## What needs to be done
Search the data for the word "JSON" and copy every line where it occurs.

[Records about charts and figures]

START

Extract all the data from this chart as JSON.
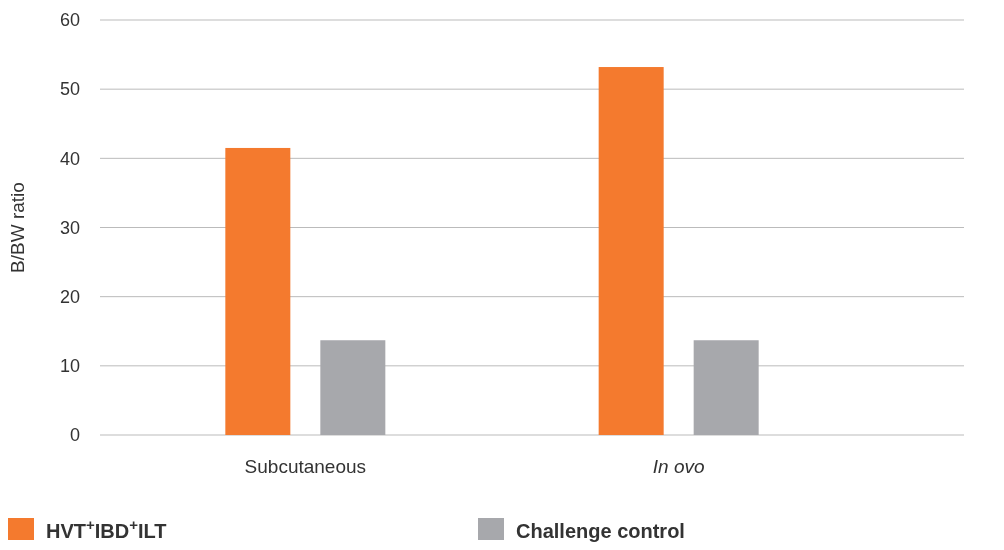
{
  "chart_data": {
    "type": "bar",
    "ylabel": "B/BW ratio",
    "categories": [
      "Subcutaneous",
      "In ovo"
    ],
    "series": [
      {
        "name": "HVT$^{+}$IBD$^{+}$ILT",
        "color": "#f47a2e",
        "values": [
          41.5,
          53.2
        ]
      },
      {
        "name": "Challenge control",
        "color": "#a7a8ac",
        "values": [
          13.7,
          13.7
        ]
      }
    ],
    "ylim": [
      0,
      60
    ],
    "yticks": [
      0,
      10,
      20,
      30,
      40,
      50,
      60
    ],
    "grid": "y",
    "legend": "bottom"
  }
}
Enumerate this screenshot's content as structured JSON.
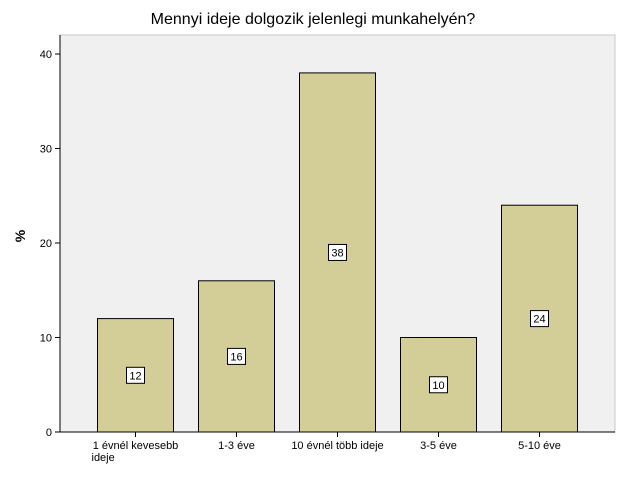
{
  "chart_data": {
    "type": "bar",
    "title": "Mennyi ideje dolgozik jelenlegi munkahelyén?",
    "xlabel": "",
    "ylabel": "%",
    "categories": [
      [
        "1 évnél kevesebb",
        "ideje"
      ],
      [
        "1-3 éve"
      ],
      [
        "10 évnél több ideje"
      ],
      [
        "3-5 éve"
      ],
      [
        "5-10 éve"
      ]
    ],
    "values": [
      12,
      16,
      38,
      10,
      24
    ],
    "data_labels": [
      "12",
      "16",
      "38",
      "10",
      "24"
    ],
    "yticks": [
      0,
      10,
      20,
      30,
      40
    ],
    "ylim": [
      0,
      42
    ],
    "grid": false,
    "legend": "none",
    "colors": {
      "plot_background": "#f0f0f0",
      "bar_fill": "#d3ce97",
      "bar_stroke": "#000000",
      "label_box_fill": "#ffffff"
    }
  }
}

END

## The answer
Extract all the data from this chart as JSON.
Enumerate this screenshot's content as structured JSON.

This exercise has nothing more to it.